*What you will do*
Identify every line containing the word "address" and reproduce each one.

Saved entries
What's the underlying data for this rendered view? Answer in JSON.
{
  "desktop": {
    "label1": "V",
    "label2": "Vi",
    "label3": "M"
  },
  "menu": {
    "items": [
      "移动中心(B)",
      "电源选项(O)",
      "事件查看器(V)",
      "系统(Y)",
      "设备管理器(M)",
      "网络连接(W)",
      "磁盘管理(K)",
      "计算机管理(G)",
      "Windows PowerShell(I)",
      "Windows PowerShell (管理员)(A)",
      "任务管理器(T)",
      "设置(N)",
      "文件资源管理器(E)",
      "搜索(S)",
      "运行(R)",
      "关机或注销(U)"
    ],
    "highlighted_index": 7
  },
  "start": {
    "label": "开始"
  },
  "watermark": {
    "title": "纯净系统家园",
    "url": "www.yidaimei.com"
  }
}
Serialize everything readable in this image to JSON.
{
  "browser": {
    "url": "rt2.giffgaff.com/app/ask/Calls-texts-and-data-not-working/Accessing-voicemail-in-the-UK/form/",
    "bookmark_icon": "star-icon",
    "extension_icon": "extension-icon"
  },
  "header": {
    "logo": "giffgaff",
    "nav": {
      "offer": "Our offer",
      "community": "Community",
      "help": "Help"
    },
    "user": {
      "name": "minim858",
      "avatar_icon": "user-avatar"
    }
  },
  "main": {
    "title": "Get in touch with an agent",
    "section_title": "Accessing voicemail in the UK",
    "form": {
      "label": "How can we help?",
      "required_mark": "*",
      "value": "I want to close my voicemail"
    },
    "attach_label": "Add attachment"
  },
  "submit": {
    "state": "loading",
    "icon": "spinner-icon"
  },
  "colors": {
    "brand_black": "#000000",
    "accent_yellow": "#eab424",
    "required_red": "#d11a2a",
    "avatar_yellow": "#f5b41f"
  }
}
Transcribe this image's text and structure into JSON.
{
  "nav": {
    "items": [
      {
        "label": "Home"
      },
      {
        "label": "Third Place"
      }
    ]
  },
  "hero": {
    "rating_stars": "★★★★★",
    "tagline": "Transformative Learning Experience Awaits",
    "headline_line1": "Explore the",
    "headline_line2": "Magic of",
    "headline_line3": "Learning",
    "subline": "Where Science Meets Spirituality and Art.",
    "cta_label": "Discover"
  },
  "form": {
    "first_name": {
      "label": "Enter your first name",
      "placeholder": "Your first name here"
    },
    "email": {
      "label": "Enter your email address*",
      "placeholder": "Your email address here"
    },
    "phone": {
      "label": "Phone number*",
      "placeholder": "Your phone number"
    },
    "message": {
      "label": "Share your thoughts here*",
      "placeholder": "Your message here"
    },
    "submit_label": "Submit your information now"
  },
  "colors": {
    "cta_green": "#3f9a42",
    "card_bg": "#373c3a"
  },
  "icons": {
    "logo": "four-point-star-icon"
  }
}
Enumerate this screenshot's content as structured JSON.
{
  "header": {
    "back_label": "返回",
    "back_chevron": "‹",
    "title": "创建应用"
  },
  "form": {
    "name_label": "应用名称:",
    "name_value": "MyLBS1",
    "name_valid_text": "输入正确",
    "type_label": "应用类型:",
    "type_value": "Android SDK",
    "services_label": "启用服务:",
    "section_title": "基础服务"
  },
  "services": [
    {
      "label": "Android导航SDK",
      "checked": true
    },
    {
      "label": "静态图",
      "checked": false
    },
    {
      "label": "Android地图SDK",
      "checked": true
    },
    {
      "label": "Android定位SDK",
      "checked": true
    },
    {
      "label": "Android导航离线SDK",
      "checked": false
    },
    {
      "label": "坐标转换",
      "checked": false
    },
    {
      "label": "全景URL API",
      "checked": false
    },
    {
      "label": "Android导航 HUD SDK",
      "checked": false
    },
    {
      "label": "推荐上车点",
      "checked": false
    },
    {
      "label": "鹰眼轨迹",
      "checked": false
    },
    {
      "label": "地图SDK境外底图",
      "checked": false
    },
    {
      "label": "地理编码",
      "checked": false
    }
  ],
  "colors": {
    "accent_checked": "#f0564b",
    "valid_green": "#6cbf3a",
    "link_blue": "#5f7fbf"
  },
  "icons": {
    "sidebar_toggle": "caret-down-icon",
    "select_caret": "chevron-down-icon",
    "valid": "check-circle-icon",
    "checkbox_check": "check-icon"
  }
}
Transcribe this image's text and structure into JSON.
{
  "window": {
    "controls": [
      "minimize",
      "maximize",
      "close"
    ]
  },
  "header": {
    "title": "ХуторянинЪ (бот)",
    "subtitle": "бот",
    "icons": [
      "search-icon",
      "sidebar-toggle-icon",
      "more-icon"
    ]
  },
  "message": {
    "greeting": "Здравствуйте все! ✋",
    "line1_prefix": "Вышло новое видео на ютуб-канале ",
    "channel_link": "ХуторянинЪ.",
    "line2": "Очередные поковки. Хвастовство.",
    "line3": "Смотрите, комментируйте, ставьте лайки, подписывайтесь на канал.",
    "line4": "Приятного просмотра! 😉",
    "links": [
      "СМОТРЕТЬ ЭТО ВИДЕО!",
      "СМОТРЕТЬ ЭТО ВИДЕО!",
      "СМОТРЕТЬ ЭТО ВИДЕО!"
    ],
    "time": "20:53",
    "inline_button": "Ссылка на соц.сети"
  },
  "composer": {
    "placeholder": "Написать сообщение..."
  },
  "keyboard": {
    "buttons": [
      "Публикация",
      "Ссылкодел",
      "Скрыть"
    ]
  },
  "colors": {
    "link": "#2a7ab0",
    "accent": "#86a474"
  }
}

*Solution to this problem*
      "label": "Enter your email address*",
      "placeholder": "Your email address here"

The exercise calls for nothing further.